(Work instructions):
Using the listing below, copy every line that mentions "name".
===============
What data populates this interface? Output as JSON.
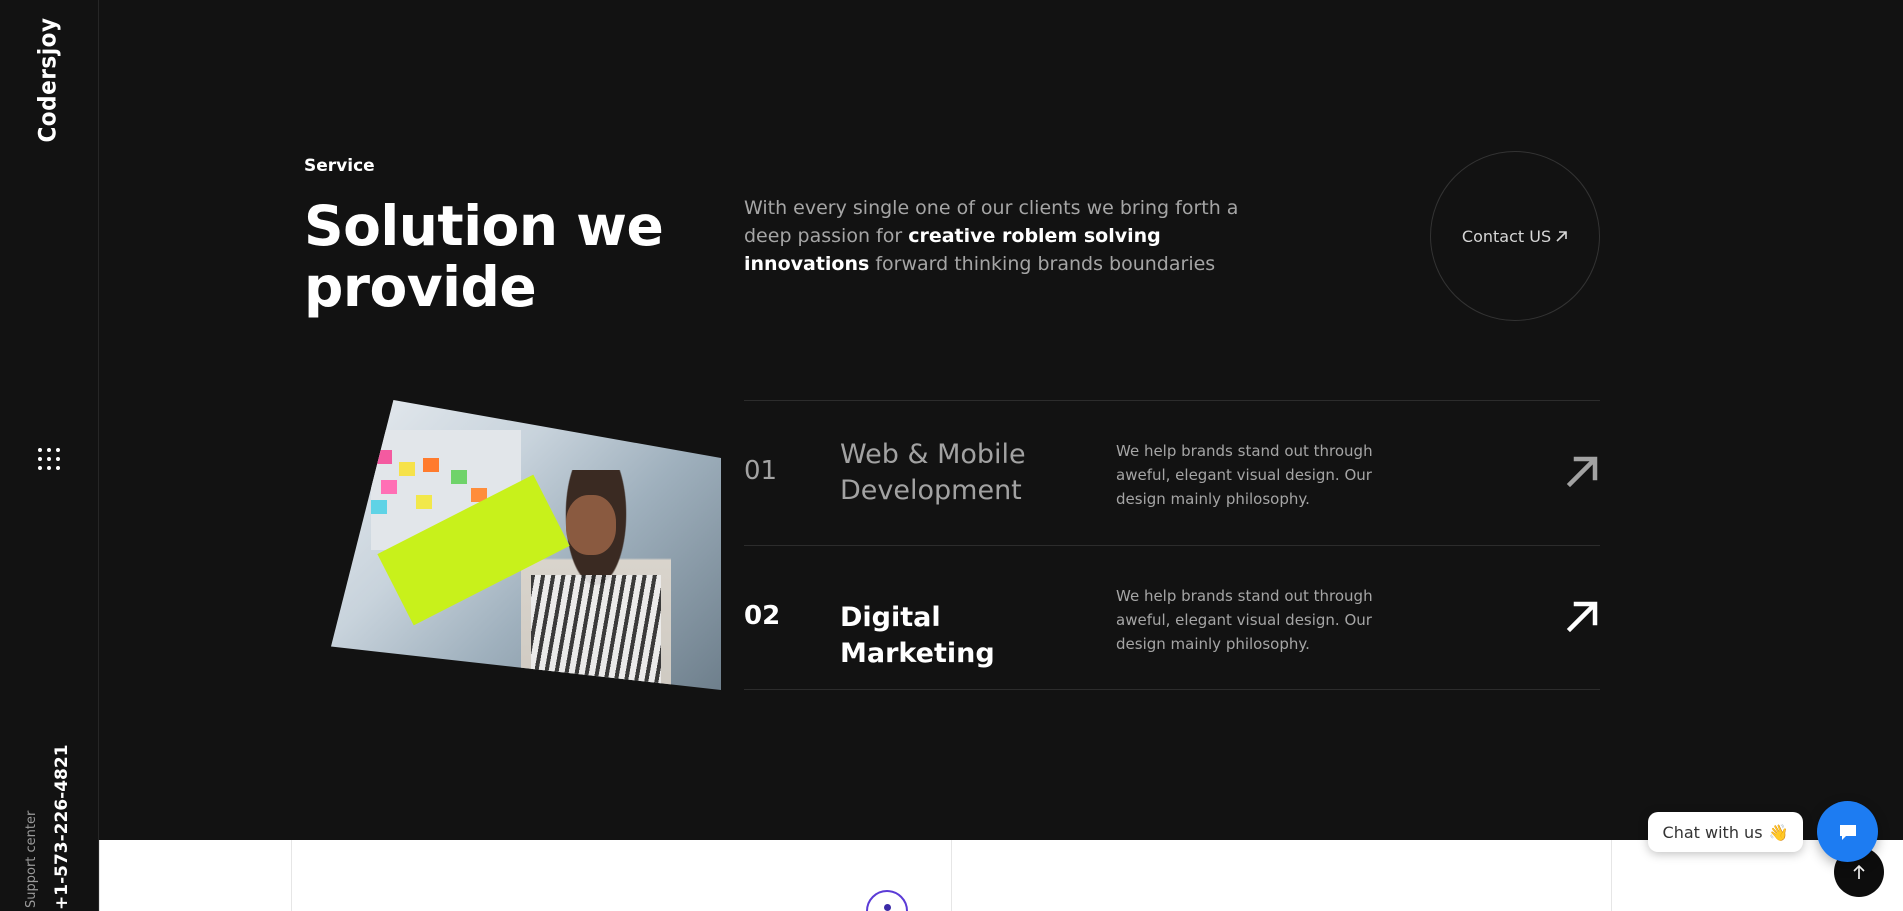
{
  "sidebar": {
    "logo": "Codersjoy",
    "menu_icon": "grid-dots-icon",
    "support_label": "Support center",
    "support_phone": "+1-573-226-4821"
  },
  "hero": {
    "eyebrow": "Service",
    "title": "Solution we provide",
    "lead_before": "With every single one of our clients we bring forth a deep passion for ",
    "lead_highlight": "creative roblem solving innovations",
    "lead_after": " forward thinking brands boundaries",
    "contact_label": "Contact US"
  },
  "services": [
    {
      "number": "01",
      "name": "Web & Mobile Development",
      "description": "We help brands stand out through aweful, elegant visual design. Our design mainly philosophy."
    },
    {
      "number": "02",
      "name": "Digital Marketing",
      "description": "We help brands stand out through aweful, elegant visual design. Our design mainly philosophy."
    }
  ],
  "chat": {
    "label": "Chat with us",
    "emoji": "👋",
    "button_icon": "chat-bubble-icon"
  },
  "colors": {
    "background": "#121212",
    "accent": "#c8f11b",
    "chat_blue": "#1d7cf2"
  }
}
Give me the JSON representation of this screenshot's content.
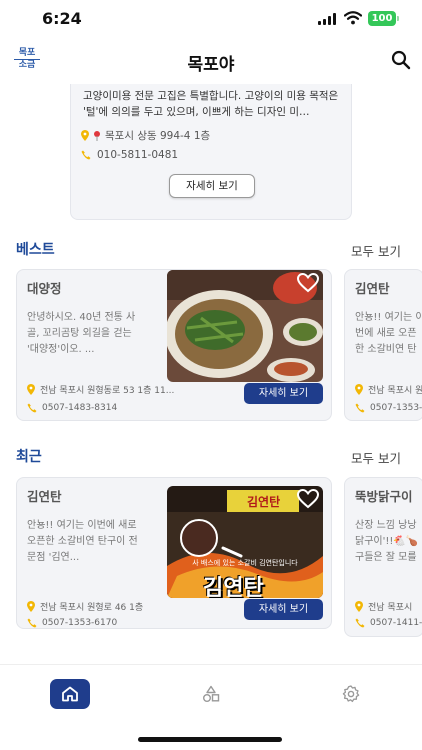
{
  "status_bar": {
    "time": "6:24",
    "battery": "100"
  },
  "header": {
    "title": "목포야",
    "logo_line1": "목포",
    "logo_line2": "소금"
  },
  "intro": {
    "description": "고양이미용 전문 고집은 특별합니다. 고양이의 미용 목적은 '털'에 의의를 두고 있으며, 이쁘게 하는 디자인 미…",
    "address": "목포시 상동 994-4 1층",
    "phone": "010-5811-0481",
    "more_label": "자세히 보기"
  },
  "best": {
    "title": "베스트",
    "see_all": "모두 보기",
    "cards": [
      {
        "name": "대양정",
        "description": "안녕하시오. 40년 전통 사골, 꼬리곰탕 외길을 걷는 '대양정'이오. ...",
        "address": "전남 목포시 원형동로 53 1층 11...",
        "phone": "0507-1483-8314",
        "button": "자세히 보기"
      },
      {
        "name": "김연탄",
        "description": "안뇽!! 여기는 이번에 새로 오픈한 소갈비연 탄구이 전문점",
        "address": "전남 목포시 원",
        "phone": "0507-1353-"
      }
    ]
  },
  "recent": {
    "title": "최근",
    "see_all": "모두 보기",
    "cards": [
      {
        "name": "김연탄",
        "description": "안뇽!! 여기는 이번에 새로 오픈한 소갈비연 탄구이 전문점 '김연...",
        "address": "전남 목포시 원형로 46 1층",
        "phone": "0507-1353-6170",
        "button": "자세히 보기",
        "sign_text": "김연탄",
        "caption": "사 배스에 있는 소갈비 김연탄입니다"
      },
      {
        "name": "뚝방닭구이",
        "description": "산장 느낌 낭낭 닭구이'!!🐔🍗 구들은 잘 모를",
        "address": "전남 목포시",
        "phone": "0507-1411-"
      }
    ]
  },
  "tab_bar": {
    "items": [
      "home",
      "shapes",
      "settings"
    ]
  },
  "colors": {
    "accent": "#1f3d8c",
    "section_title": "#1f4a99",
    "battery": "#34c759"
  }
}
===============
(Solved exercise):
      "name": "Web & Mobile Development",
      "name": "Digital Marketing",
        "name": "대양정",
        "name": "김연탄",
        "name": "김연탄",
        "name": "뚝방닭구이",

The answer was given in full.